» Task to carry out:
Repeat the listing below in full, exactly as it stands.

Chart and figure data
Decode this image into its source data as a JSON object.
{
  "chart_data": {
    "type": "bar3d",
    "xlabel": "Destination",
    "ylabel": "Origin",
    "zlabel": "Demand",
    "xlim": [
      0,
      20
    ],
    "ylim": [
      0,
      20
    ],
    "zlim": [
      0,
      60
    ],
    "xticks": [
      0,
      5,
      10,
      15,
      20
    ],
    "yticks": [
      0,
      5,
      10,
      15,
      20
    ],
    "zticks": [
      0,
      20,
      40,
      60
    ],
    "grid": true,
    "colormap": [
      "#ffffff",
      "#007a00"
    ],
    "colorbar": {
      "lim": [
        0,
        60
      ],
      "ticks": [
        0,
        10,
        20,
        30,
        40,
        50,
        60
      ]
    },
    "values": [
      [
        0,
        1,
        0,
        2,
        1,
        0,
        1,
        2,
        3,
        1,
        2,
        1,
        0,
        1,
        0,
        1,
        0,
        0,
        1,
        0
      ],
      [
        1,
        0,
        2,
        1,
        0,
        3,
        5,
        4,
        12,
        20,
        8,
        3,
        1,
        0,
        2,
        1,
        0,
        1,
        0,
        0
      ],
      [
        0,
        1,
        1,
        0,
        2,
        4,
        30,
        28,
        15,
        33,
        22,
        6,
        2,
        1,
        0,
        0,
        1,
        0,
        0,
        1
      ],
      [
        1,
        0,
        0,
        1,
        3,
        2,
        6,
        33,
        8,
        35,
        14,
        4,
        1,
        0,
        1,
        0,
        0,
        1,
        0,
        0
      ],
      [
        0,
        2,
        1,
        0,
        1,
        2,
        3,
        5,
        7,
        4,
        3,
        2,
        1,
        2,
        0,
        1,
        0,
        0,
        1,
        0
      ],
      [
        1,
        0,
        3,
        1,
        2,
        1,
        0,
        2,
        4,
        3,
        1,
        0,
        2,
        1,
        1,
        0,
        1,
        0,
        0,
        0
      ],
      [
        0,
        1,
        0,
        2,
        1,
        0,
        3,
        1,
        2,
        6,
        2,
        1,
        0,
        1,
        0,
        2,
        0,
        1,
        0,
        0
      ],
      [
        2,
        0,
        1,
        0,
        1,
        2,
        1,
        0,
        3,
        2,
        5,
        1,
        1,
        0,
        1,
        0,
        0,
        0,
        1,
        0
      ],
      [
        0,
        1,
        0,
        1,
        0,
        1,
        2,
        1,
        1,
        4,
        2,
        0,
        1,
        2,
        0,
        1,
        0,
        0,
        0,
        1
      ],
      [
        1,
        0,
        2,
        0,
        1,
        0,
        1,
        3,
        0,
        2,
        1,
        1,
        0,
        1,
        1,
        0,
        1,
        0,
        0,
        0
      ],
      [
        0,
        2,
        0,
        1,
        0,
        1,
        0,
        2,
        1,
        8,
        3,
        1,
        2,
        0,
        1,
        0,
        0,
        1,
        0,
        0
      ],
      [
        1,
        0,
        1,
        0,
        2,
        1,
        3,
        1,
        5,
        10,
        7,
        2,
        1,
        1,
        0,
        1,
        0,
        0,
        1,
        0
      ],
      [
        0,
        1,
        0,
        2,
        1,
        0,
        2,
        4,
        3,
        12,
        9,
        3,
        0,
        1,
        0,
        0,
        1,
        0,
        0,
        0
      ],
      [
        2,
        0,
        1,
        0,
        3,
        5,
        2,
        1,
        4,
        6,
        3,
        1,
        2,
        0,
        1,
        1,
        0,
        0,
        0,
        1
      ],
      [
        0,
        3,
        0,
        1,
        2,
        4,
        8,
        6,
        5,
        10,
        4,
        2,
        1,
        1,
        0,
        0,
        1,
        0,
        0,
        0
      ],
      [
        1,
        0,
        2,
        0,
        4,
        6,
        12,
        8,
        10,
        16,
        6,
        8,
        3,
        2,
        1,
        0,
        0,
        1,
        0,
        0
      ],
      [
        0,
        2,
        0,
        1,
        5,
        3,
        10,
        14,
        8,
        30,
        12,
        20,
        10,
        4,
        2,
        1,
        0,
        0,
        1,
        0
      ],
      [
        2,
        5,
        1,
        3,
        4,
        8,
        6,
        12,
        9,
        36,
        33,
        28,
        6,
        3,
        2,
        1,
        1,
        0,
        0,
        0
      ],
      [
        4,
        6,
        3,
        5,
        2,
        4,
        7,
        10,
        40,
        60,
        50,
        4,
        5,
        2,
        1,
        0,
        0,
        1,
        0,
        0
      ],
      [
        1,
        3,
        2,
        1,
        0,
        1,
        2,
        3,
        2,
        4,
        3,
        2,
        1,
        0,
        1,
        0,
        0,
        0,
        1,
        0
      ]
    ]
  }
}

» Task answer:
Decode this image into its source data as a JSON object.
{
  "chart_data": {
    "type": "bar3d",
    "xlabel": "Destination",
    "ylabel": "Origin",
    "zlabel": "Demand",
    "xlim": [
      0,
      20
    ],
    "ylim": [
      0,
      20
    ],
    "zlim": [
      0,
      60
    ],
    "xticks": [
      0,
      5,
      10,
      15,
      20
    ],
    "yticks": [
      0,
      5,
      10,
      15,
      20
    ],
    "zticks": [
      0,
      20,
      40,
      60
    ],
    "grid": true,
    "colormap": [
      "#ffffff",
      "#007a00"
    ],
    "colorbar": {
      "lim": [
        0,
        60
      ],
      "ticks": [
        0,
        10,
        20,
        30,
        40,
        50,
        60
      ]
    },
    "values": [
      [
        0,
        1,
        0,
        2,
        1,
        0,
        1,
        2,
        3,
        1,
        2,
        1,
        0,
        1,
        0,
        1,
        0,
        0,
        1,
        0
      ],
      [
        1,
        0,
        2,
        1,
        0,
        3,
        5,
        4,
        12,
        20,
        8,
        3,
        1,
        0,
        2,
        1,
        0,
        1,
        0,
        0
      ],
      [
        0,
        1,
        1,
        0,
        2,
        4,
        30,
        28,
        15,
        33,
        22,
        6,
        2,
        1,
        0,
        0,
        1,
        0,
        0,
        1
      ],
      [
        1,
        0,
        0,
        1,
        3,
        2,
        6,
        33,
        8,
        35,
        14,
        4,
        1,
        0,
        1,
        0,
        0,
        1,
        0,
        0
      ],
      [
        0,
        2,
        1,
        0,
        1,
        2,
        3,
        5,
        7,
        4,
        3,
        2,
        1,
        2,
        0,
        1,
        0,
        0,
        1,
        0
      ],
      [
        1,
        0,
        3,
        1,
        2,
        1,
        0,
        2,
        4,
        3,
        1,
        0,
        2,
        1,
        1,
        0,
        1,
        0,
        0,
        0
      ],
      [
        0,
        1,
        0,
        2,
        1,
        0,
        3,
        1,
        2,
        6,
        2,
        1,
        0,
        1,
        0,
        2,
        0,
        1,
        0,
        0
      ],
      [
        2,
        0,
        1,
        0,
        1,
        2,
        1,
        0,
        3,
        2,
        5,
        1,
        1,
        0,
        1,
        0,
        0,
        0,
        1,
        0
      ],
      [
        0,
        1,
        0,
        1,
        0,
        1,
        2,
        1,
        1,
        4,
        2,
        0,
        1,
        2,
        0,
        1,
        0,
        0,
        0,
        1
      ],
      [
        1,
        0,
        2,
        0,
        1,
        0,
        1,
        3,
        0,
        2,
        1,
        1,
        0,
        1,
        1,
        0,
        1,
        0,
        0,
        0
      ],
      [
        0,
        2,
        0,
        1,
        0,
        1,
        0,
        2,
        1,
        8,
        3,
        1,
        2,
        0,
        1,
        0,
        0,
        1,
        0,
        0
      ],
      [
        1,
        0,
        1,
        0,
        2,
        1,
        3,
        1,
        5,
        10,
        7,
        2,
        1,
        1,
        0,
        1,
        0,
        0,
        1,
        0
      ],
      [
        0,
        1,
        0,
        2,
        1,
        0,
        2,
        4,
        3,
        12,
        9,
        3,
        0,
        1,
        0,
        0,
        1,
        0,
        0,
        0
      ],
      [
        2,
        0,
        1,
        0,
        3,
        5,
        2,
        1,
        4,
        6,
        3,
        1,
        2,
        0,
        1,
        1,
        0,
        0,
        0,
        1
      ],
      [
        0,
        3,
        0,
        1,
        2,
        4,
        8,
        6,
        5,
        10,
        4,
        2,
        1,
        1,
        0,
        0,
        1,
        0,
        0,
        0
      ],
      [
        1,
        0,
        2,
        0,
        4,
        6,
        12,
        8,
        10,
        16,
        6,
        8,
        3,
        2,
        1,
        0,
        0,
        1,
        0,
        0
      ],
      [
        0,
        2,
        0,
        1,
        5,
        3,
        10,
        14,
        8,
        30,
        12,
        20,
        10,
        4,
        2,
        1,
        0,
        0,
        1,
        0
      ],
      [
        2,
        5,
        1,
        3,
        4,
        8,
        6,
        12,
        9,
        36,
        33,
        28,
        6,
        3,
        2,
        1,
        1,
        0,
        0,
        0
      ],
      [
        4,
        6,
        3,
        5,
        2,
        4,
        7,
        10,
        40,
        60,
        50,
        4,
        5,
        2,
        1,
        0,
        0,
        1,
        0,
        0
      ],
      [
        1,
        3,
        2,
        1,
        0,
        1,
        2,
        3,
        2,
        4,
        3,
        2,
        1,
        0,
        1,
        0,
        0,
        0,
        1,
        0
      ]
    ]
  }
}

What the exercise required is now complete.